TEXT BLOCK:
Dr. Michael Jewett
Co-corresponding author
Engineered bacteria convert captured carbon dioxide into chemicals for fuels, fabric and cosmetics
Bacteria are known for breaking down lactose to make yogurt and sugar to make beer. Now researchers led by Northwestern University and LanzaTech have harnessed bacteria to break down waste carbon dioxide (CO2) to make valuable industrial chemicals.
In a new pilot study, the researchers selected, engineered and optimized a bacteria strain and then successfully demonstrated its ability to convert CO2 into acetone and isopropanol (IPA).
Not only does this new gas fermentation process remove greenhouse gases from the atmosphere, it also avoids using fossil fuels, which are typically needed to generate acetone and IPA. After performing life-cycle analysis, the team found the carbon-negative platform could reduce greenhouse gas emissions by 160% as compared to conventional processes, if widely adopted.
The study was published today (Feb. 21) in the journal Nature Biotechnology.

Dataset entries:
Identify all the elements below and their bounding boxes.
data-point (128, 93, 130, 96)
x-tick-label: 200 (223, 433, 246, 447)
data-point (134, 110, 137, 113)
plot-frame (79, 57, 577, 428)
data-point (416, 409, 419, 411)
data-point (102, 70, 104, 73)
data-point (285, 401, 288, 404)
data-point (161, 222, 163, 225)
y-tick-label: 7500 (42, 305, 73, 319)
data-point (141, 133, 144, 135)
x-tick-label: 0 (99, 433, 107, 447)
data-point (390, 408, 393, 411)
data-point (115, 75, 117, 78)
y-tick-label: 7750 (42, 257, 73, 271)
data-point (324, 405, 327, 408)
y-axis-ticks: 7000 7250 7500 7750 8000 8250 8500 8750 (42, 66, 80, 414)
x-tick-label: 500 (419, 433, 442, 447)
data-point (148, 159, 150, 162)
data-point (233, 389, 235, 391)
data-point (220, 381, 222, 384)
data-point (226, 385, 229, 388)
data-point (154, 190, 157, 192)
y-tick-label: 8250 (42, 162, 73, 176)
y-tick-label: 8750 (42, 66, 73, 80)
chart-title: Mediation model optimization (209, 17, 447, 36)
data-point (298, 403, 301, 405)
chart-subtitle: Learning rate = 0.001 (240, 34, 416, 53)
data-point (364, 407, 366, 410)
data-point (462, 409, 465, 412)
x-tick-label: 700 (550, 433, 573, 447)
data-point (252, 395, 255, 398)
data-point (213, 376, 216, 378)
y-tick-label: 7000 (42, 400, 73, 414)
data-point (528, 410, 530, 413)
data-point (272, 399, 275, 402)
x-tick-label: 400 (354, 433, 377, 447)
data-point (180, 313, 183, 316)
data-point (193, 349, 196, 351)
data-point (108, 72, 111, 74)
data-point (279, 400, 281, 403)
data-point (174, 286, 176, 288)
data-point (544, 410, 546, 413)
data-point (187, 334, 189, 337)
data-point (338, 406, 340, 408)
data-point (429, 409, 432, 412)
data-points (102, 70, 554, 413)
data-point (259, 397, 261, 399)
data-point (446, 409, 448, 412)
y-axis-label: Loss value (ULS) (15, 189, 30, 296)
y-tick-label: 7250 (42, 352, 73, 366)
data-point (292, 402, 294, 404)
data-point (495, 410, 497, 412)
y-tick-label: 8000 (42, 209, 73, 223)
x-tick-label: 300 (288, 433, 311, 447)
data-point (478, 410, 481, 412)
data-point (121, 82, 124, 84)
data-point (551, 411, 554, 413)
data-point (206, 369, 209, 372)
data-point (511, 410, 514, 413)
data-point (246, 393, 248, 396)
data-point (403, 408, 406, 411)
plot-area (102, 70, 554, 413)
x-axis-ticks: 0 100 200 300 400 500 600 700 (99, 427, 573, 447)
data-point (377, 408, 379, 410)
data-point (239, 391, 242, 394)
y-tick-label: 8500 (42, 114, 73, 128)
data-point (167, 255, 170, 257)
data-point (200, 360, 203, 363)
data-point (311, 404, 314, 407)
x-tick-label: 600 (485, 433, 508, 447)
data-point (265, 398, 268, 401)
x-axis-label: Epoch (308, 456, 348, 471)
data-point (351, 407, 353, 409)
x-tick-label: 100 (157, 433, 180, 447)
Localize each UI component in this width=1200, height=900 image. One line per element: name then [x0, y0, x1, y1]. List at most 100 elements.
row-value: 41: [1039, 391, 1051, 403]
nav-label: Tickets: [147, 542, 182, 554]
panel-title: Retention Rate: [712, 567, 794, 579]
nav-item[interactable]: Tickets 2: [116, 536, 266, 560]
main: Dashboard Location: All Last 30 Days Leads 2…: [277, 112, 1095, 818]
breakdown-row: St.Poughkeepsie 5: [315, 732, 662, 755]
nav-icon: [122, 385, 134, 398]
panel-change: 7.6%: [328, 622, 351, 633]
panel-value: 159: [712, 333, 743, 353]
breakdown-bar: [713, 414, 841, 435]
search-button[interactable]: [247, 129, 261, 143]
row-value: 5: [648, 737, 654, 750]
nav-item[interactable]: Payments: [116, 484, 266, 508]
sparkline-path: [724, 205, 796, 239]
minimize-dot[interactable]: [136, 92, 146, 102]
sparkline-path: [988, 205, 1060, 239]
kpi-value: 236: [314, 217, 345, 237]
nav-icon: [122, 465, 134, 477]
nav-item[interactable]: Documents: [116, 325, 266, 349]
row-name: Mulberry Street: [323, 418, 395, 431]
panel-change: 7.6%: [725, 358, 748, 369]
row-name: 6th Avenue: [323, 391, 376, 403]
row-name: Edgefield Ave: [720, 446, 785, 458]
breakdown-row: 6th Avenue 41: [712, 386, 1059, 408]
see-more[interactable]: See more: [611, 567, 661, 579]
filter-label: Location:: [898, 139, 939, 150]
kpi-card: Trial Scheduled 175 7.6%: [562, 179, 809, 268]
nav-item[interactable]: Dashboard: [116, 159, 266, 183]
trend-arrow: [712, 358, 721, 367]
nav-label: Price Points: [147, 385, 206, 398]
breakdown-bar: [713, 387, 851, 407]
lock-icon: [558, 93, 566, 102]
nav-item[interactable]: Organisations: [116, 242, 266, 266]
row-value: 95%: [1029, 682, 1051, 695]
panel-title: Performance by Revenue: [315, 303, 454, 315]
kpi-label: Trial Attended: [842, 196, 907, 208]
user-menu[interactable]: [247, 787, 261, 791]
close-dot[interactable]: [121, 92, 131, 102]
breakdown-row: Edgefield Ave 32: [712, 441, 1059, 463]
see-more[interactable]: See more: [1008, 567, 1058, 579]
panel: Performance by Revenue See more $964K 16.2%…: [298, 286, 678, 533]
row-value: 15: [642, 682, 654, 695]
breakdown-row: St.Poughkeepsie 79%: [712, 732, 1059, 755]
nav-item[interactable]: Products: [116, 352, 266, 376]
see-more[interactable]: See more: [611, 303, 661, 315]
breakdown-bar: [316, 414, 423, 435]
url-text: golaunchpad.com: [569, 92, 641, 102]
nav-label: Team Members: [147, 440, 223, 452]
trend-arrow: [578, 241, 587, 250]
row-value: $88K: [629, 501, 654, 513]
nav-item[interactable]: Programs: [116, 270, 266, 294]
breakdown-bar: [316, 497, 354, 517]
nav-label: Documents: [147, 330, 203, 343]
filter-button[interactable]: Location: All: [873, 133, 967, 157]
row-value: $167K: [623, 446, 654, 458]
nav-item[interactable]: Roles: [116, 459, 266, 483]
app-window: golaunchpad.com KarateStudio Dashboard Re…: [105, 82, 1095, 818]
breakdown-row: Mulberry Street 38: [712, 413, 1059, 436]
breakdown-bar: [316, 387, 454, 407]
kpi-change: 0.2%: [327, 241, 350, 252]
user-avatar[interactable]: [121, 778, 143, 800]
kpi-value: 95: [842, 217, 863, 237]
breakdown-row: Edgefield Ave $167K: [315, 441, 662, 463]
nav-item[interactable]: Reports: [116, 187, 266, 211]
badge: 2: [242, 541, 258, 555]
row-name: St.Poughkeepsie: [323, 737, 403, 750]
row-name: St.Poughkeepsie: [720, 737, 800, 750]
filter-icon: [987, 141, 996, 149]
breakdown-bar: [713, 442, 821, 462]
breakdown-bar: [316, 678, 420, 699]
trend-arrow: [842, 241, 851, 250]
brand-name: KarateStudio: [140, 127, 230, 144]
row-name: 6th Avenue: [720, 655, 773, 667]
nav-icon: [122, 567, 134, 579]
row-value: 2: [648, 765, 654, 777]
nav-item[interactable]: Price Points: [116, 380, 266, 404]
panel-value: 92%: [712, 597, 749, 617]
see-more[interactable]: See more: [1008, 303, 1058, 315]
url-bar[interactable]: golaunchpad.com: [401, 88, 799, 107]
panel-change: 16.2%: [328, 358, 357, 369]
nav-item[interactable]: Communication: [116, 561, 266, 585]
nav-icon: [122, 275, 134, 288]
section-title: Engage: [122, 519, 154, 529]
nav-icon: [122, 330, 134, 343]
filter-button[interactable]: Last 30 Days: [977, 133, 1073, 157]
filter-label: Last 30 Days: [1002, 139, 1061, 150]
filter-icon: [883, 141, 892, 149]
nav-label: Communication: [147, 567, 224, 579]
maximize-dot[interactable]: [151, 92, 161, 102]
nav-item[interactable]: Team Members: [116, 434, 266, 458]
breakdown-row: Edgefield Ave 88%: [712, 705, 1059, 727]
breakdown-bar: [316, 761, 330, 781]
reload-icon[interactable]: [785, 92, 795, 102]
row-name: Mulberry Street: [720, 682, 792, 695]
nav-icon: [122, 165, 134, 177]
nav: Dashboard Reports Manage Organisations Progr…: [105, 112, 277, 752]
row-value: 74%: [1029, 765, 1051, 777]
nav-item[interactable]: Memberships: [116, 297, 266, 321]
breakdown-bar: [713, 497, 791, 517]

WORK TO COMPLETE:
**a.** In the article on bacteria that convert carbon dioxide, reproduce everything from "Not only does" down to "journal Nature Biotechnology.".
**b.** In one to three sentences, say why the article on bacteria that convert carbon dioxide treats the new gas fermentation process as better for the climate than conventional ways of making acetone and IPA.

ANSWERS PER TASK:
**a.**
Not only does this new gas fermentation process remove greenhouse gases from the atmosphere, it also avoids using fossil fuels, which are typically needed to generate acetone and IPA. After performing life-cycle analysis, the team found the carbon-negative platform could reduce greenhouse gas emissions by 160% as compared to conventional processes, if widely adopted.
The study was published today (Feb. 21) in the journal Nature Biotechnology.

**b.** The process removes greenhouse gases from the atmosphere. It also avoids fossil fuels, which are typically needed to generate acetone and IPA.